- _What to do_: Reproduce each line of the listing below verbatim, omitting the pictures.

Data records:
------------------------

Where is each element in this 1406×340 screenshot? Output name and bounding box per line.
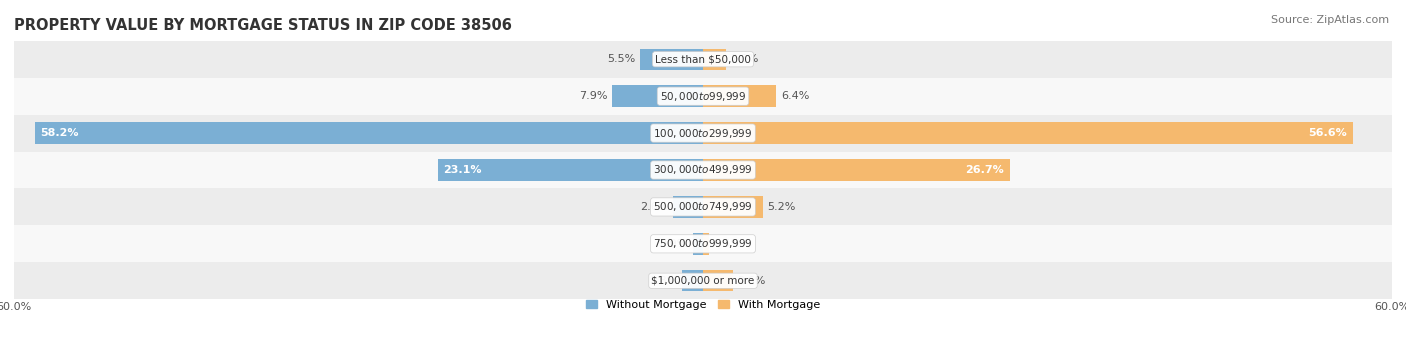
Text: Source: ZipAtlas.com: Source: ZipAtlas.com [1271,15,1389,25]
Text: 2.6%: 2.6% [738,276,766,286]
Bar [35,122,703,144]
Bar [703,196,762,218]
Text: 0.9%: 0.9% [659,239,688,249]
Text: 56.6%: 56.6% [1309,128,1347,138]
Text: 23.1%: 23.1% [443,165,482,175]
Text: 5.2%: 5.2% [768,202,796,212]
Bar [14,78,1392,115]
Text: 58.2%: 58.2% [41,128,79,138]
Text: 2.6%: 2.6% [640,202,669,212]
Bar [14,262,1392,299]
Bar [612,85,703,107]
Bar [703,122,1353,144]
Bar [640,49,703,70]
Text: $1,000,000 or more: $1,000,000 or more [651,276,755,286]
Text: 0.5%: 0.5% [713,239,741,249]
Bar [14,188,1392,225]
Bar [703,85,776,107]
Bar [682,270,703,291]
Bar [703,270,733,291]
Text: Less than $50,000: Less than $50,000 [655,54,751,64]
Text: $500,000 to $749,999: $500,000 to $749,999 [654,200,752,214]
Bar [437,159,703,181]
Text: $50,000 to $99,999: $50,000 to $99,999 [659,90,747,103]
Bar [703,233,709,255]
Text: 1.8%: 1.8% [650,276,678,286]
Text: 6.4%: 6.4% [782,91,810,101]
Text: PROPERTY VALUE BY MORTGAGE STATUS IN ZIP CODE 38506: PROPERTY VALUE BY MORTGAGE STATUS IN ZIP… [14,18,512,33]
Bar [14,152,1392,188]
Bar [14,115,1392,152]
Bar [693,233,703,255]
Bar [673,196,703,218]
Text: $300,000 to $499,999: $300,000 to $499,999 [654,164,752,176]
Text: $750,000 to $999,999: $750,000 to $999,999 [654,237,752,250]
Bar [703,49,725,70]
Text: 26.7%: 26.7% [965,165,1004,175]
Text: 2.0%: 2.0% [731,54,759,64]
Text: 5.5%: 5.5% [607,54,636,64]
Bar [14,41,1392,78]
Bar [703,159,1010,181]
Text: $100,000 to $299,999: $100,000 to $299,999 [654,126,752,140]
Legend: Without Mortgage, With Mortgage: Without Mortgage, With Mortgage [582,295,824,314]
Text: 7.9%: 7.9% [579,91,607,101]
Bar [14,225,1392,262]
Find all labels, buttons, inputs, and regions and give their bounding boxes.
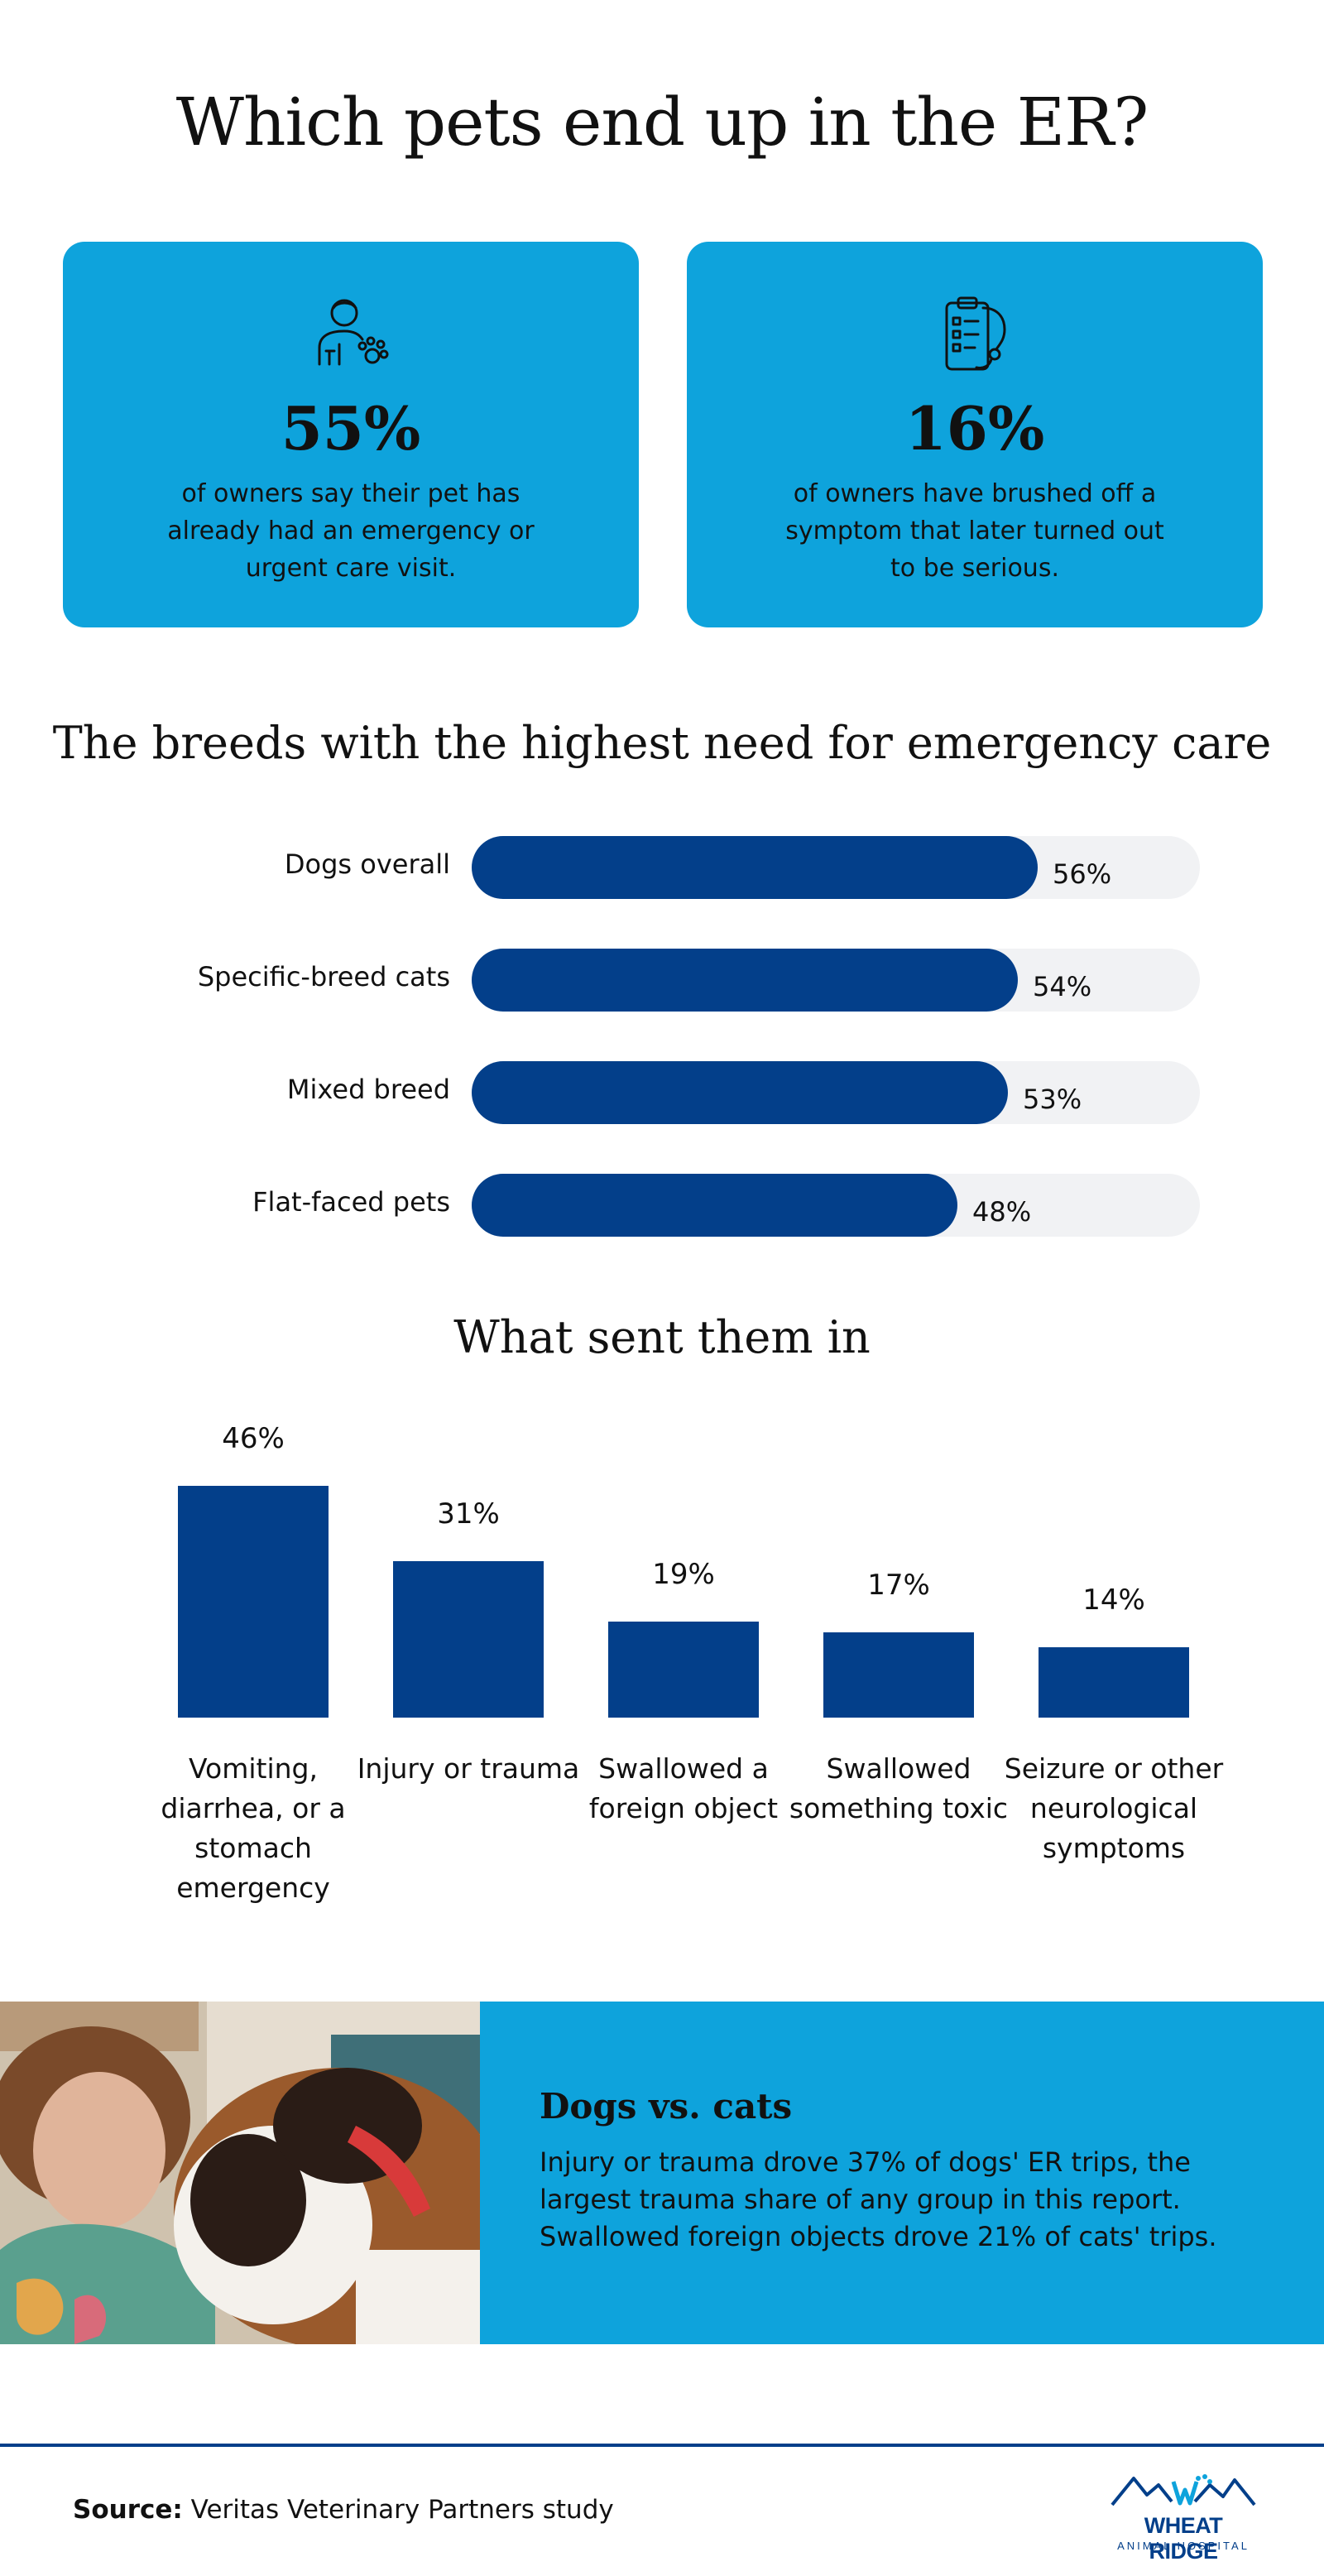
cause-bar xyxy=(393,1561,544,1718)
breed-value-label: 56% xyxy=(1053,858,1112,890)
cause-bar xyxy=(1039,1647,1189,1718)
cause-category-label: Vomiting, diarrhea, or a stomach emergen… xyxy=(161,1752,346,1904)
stat-card-emergency-visits: 55% of owners say their pet has already … xyxy=(63,242,639,627)
dogs-vs-cats-body: Injury or trauma drove 37% of dogs' ER t… xyxy=(540,2146,1217,2252)
logo-subtitle: ANIMAL HOSPITAL xyxy=(1117,2540,1250,2552)
page-title: Which pets end up in the ER? xyxy=(175,84,1149,161)
cause-category-label: Swallowed a foreign object xyxy=(588,1752,779,1824)
person-with-paw-icon xyxy=(318,299,389,366)
footer-divider xyxy=(0,2444,1324,2447)
source-citation: Source: Veritas Veterinary Partners stud… xyxy=(73,2492,614,2528)
cause-value-label: 14% xyxy=(1082,1584,1145,1617)
breed-label: Mixed breed xyxy=(286,1074,450,1105)
breed-label: Flat-faced pets xyxy=(252,1186,450,1218)
source-label: Source: xyxy=(73,2495,183,2525)
source-text: Veritas Veterinary Partners study xyxy=(190,2495,614,2525)
cause-category-label: Injury or trauma xyxy=(357,1752,580,1785)
cause-value-label: 19% xyxy=(652,1558,715,1591)
dogs-vs-cats-panel: Dogs vs. cats Injury or trauma drove 37%… xyxy=(480,2002,1324,2344)
breed-value-label: 53% xyxy=(1023,1084,1082,1115)
breed-bar-track xyxy=(472,949,1200,1012)
breed-bar-row: Mixed breed 53% xyxy=(0,1061,1324,1126)
cause-value-label: 31% xyxy=(437,1497,500,1531)
cause-bar xyxy=(608,1622,759,1718)
causes-chart-title: What sent them in xyxy=(453,1311,871,1363)
breed-value-label: 48% xyxy=(972,1196,1032,1228)
causes-column-chart: 46% Vomiting, diarrhea, or a stomach emer… xyxy=(0,1407,1324,1937)
cause-value-label: 46% xyxy=(222,1422,285,1455)
breed-bar-row: Flat-faced pets 48% xyxy=(0,1174,1324,1238)
breed-value-label: 54% xyxy=(1033,971,1092,1002)
breed-bar-row: Dogs overall 56% xyxy=(0,836,1324,901)
cause-bar xyxy=(823,1632,974,1718)
hospital-logo: WHEAT RIDGE ANIMAL HOSPITAL xyxy=(1109,2468,1258,2564)
stat-card-brushed-off-symptom: 16% of owners have brushed off a symptom… xyxy=(687,242,1263,627)
breed-bar xyxy=(472,949,1018,1012)
stat-description: of owners say their pet has already had … xyxy=(167,479,535,583)
dog-and-owner-photo xyxy=(0,2002,480,2344)
logo-name: WHEAT RIDGE xyxy=(1144,2513,1223,2564)
stat-description: of owners have brushed off a symptom tha… xyxy=(785,479,1164,583)
clipboard-stethoscope-icon xyxy=(945,296,1006,371)
cause-category-label: Seizure or other neurological symptoms xyxy=(1004,1752,1224,1864)
mountain-logo-icon xyxy=(1111,2474,1256,2506)
breed-bar-track xyxy=(472,1061,1200,1124)
breed-bar-track xyxy=(472,1174,1200,1237)
stat-value: 16% xyxy=(904,393,1045,464)
cause-value-label: 17% xyxy=(867,1569,930,1602)
stat-value: 55% xyxy=(281,393,421,464)
breed-bar-track xyxy=(472,836,1200,899)
breed-bar xyxy=(472,1174,957,1237)
dogs-vs-cats-title: Dogs vs. cats xyxy=(540,2086,793,2127)
breed-label: Specific-breed cats xyxy=(197,961,450,992)
breed-label: Dogs overall xyxy=(284,848,450,880)
cause-category-label: Swallowed something toxic xyxy=(789,1752,1009,1824)
breeds-chart-title: The breeds with the highest need for eme… xyxy=(52,717,1272,769)
breed-bar xyxy=(472,1061,1008,1124)
cause-bar xyxy=(178,1486,329,1718)
breed-bar-row: Specific-breed cats 54% xyxy=(0,949,1324,1013)
breed-bar xyxy=(472,836,1038,899)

------------------------

- _The result_:
Where is each element in this 1406×340 screenshot? Output name and bounding box per line.
Text: Source: ZipAtlas.com: Source: ZipAtlas.com [1271,15,1389,25]
Text: 2.6%: 2.6% [738,276,766,286]
Bar [35,122,703,144]
Bar [703,196,762,218]
Text: 0.9%: 0.9% [659,239,688,249]
Text: 56.6%: 56.6% [1309,128,1347,138]
Text: 23.1%: 23.1% [443,165,482,175]
Text: 5.2%: 5.2% [768,202,796,212]
Bar [14,78,1392,115]
Text: 58.2%: 58.2% [41,128,79,138]
Text: 2.6%: 2.6% [640,202,669,212]
Bar [14,262,1392,299]
Bar [612,85,703,107]
Bar [703,122,1353,144]
Bar [640,49,703,70]
Text: $1,000,000 or more: $1,000,000 or more [651,276,755,286]
Text: 0.5%: 0.5% [713,239,741,249]
Bar [14,188,1392,225]
Bar [703,85,776,107]
Bar [682,270,703,291]
Bar [703,270,733,291]
Text: Less than $50,000: Less than $50,000 [655,54,751,64]
Text: $500,000 to $749,999: $500,000 to $749,999 [654,200,752,214]
Bar [437,159,703,181]
Text: $50,000 to $99,999: $50,000 to $99,999 [659,90,747,103]
Bar [703,233,709,255]
Text: 1.8%: 1.8% [650,276,678,286]
Text: 6.4%: 6.4% [782,91,810,101]
Text: PROPERTY VALUE BY MORTGAGE STATUS IN ZIP CODE 38506: PROPERTY VALUE BY MORTGAGE STATUS IN ZIP… [14,18,512,33]
Bar [14,152,1392,188]
Bar [14,115,1392,152]
Bar [693,233,703,255]
Bar [673,196,703,218]
Text: $300,000 to $499,999: $300,000 to $499,999 [654,164,752,176]
Text: $750,000 to $999,999: $750,000 to $999,999 [654,237,752,250]
Bar [703,49,725,70]
Text: 26.7%: 26.7% [965,165,1004,175]
Text: 2.0%: 2.0% [731,54,759,64]
Text: 5.5%: 5.5% [607,54,636,64]
Bar [14,41,1392,78]
Bar [703,159,1010,181]
Text: $100,000 to $299,999: $100,000 to $299,999 [654,126,752,140]
Legend: Without Mortgage, With Mortgage: Without Mortgage, With Mortgage [582,295,824,314]
Text: 7.9%: 7.9% [579,91,607,101]
Bar [14,225,1392,262]
Find all labels, buttons, inputs, and regions and give their bounding boxes.
cause-bar xyxy=(393,1561,544,1718)
breed-value-label: 56% xyxy=(1053,858,1112,890)
cause-bar xyxy=(1039,1647,1189,1718)
cause-category-label: Vomiting, diarrhea, or a stomach emergen… xyxy=(161,1752,346,1904)
stat-card-emergency-visits: 55% of owners say their pet has already … xyxy=(63,242,639,627)
dogs-vs-cats-body: Injury or trauma drove 37% of dogs' ER t… xyxy=(540,2146,1217,2252)
logo-subtitle: ANIMAL HOSPITAL xyxy=(1117,2540,1250,2552)
page-title: Which pets end up in the ER? xyxy=(175,84,1149,161)
cause-category-label: Swallowed a foreign object xyxy=(588,1752,779,1824)
person-with-paw-icon xyxy=(318,299,389,366)
footer-divider xyxy=(0,2444,1324,2447)
source-citation: Source: Veritas Veterinary Partners stud… xyxy=(73,2492,614,2528)
cause-value-label: 14% xyxy=(1082,1584,1145,1617)
breed-label: Mixed breed xyxy=(286,1074,450,1105)
breed-label: Flat-faced pets xyxy=(252,1186,450,1218)
source-label: Source: xyxy=(73,2495,183,2525)
source-text: Veritas Veterinary Partners study xyxy=(190,2495,614,2525)
cause-category-label: Injury or trauma xyxy=(357,1752,580,1785)
cause-value-label: 19% xyxy=(652,1558,715,1591)
dogs-vs-cats-panel: Dogs vs. cats Injury or trauma drove 37%… xyxy=(480,2002,1324,2344)
breed-value-label: 53% xyxy=(1023,1084,1082,1115)
breed-bar-track xyxy=(472,949,1200,1012)
breed-bar-row: Mixed breed 53% xyxy=(0,1061,1324,1126)
cause-value-label: 31% xyxy=(437,1497,500,1531)
cause-bar xyxy=(608,1622,759,1718)
causes-chart-title: What sent them in xyxy=(453,1311,871,1363)
breed-value-label: 48% xyxy=(972,1196,1032,1228)
causes-column-chart: 46% Vomiting, diarrhea, or a stomach emer… xyxy=(0,1407,1324,1937)
cause-value-label: 46% xyxy=(222,1422,285,1455)
breed-bar-row: Flat-faced pets 48% xyxy=(0,1174,1324,1238)
breed-value-label: 54% xyxy=(1033,971,1092,1002)
breed-bar-row: Dogs overall 56% xyxy=(0,836,1324,901)
cause-bar xyxy=(823,1632,974,1718)
hospital-logo: WHEAT RIDGE ANIMAL HOSPITAL xyxy=(1109,2468,1258,2564)
stat-card-brushed-off-symptom: 16% of owners have brushed off a symptom… xyxy=(687,242,1263,627)
breed-bar xyxy=(472,949,1018,1012)
stat-description: of owners say their pet has already had … xyxy=(167,479,535,583)
dog-and-owner-photo xyxy=(0,2002,480,2344)
logo-name: WHEAT RIDGE xyxy=(1144,2513,1223,2564)
stat-description: of owners have brushed off a symptom tha… xyxy=(785,479,1164,583)
clipboard-stethoscope-icon xyxy=(945,296,1006,371)
cause-category-label: Seizure or other neurological symptoms xyxy=(1004,1752,1224,1864)
mountain-logo-icon xyxy=(1111,2474,1256,2506)
breed-bar-track xyxy=(472,1061,1200,1124)
breed-bar-track xyxy=(472,1174,1200,1237)
stat-value: 16% xyxy=(904,393,1045,464)
cause-value-label: 17% xyxy=(867,1569,930,1602)
stat-value: 55% xyxy=(281,393,421,464)
breed-bar-track xyxy=(472,836,1200,899)
breed-bar xyxy=(472,1174,957,1237)
dogs-vs-cats-title: Dogs vs. cats xyxy=(540,2086,793,2127)
breed-label: Specific-breed cats xyxy=(197,961,450,992)
breed-label: Dogs overall xyxy=(284,848,450,880)
cause-category-label: Swallowed something toxic xyxy=(789,1752,1009,1824)
breeds-chart-title: The breeds with the highest need for eme… xyxy=(52,717,1272,769)
breed-bar xyxy=(472,1061,1008,1124)
cause-bar xyxy=(178,1486,329,1718)
breed-bar-row: Specific-breed cats 54% xyxy=(0,949,1324,1013)
breed-bar xyxy=(472,836,1038,899)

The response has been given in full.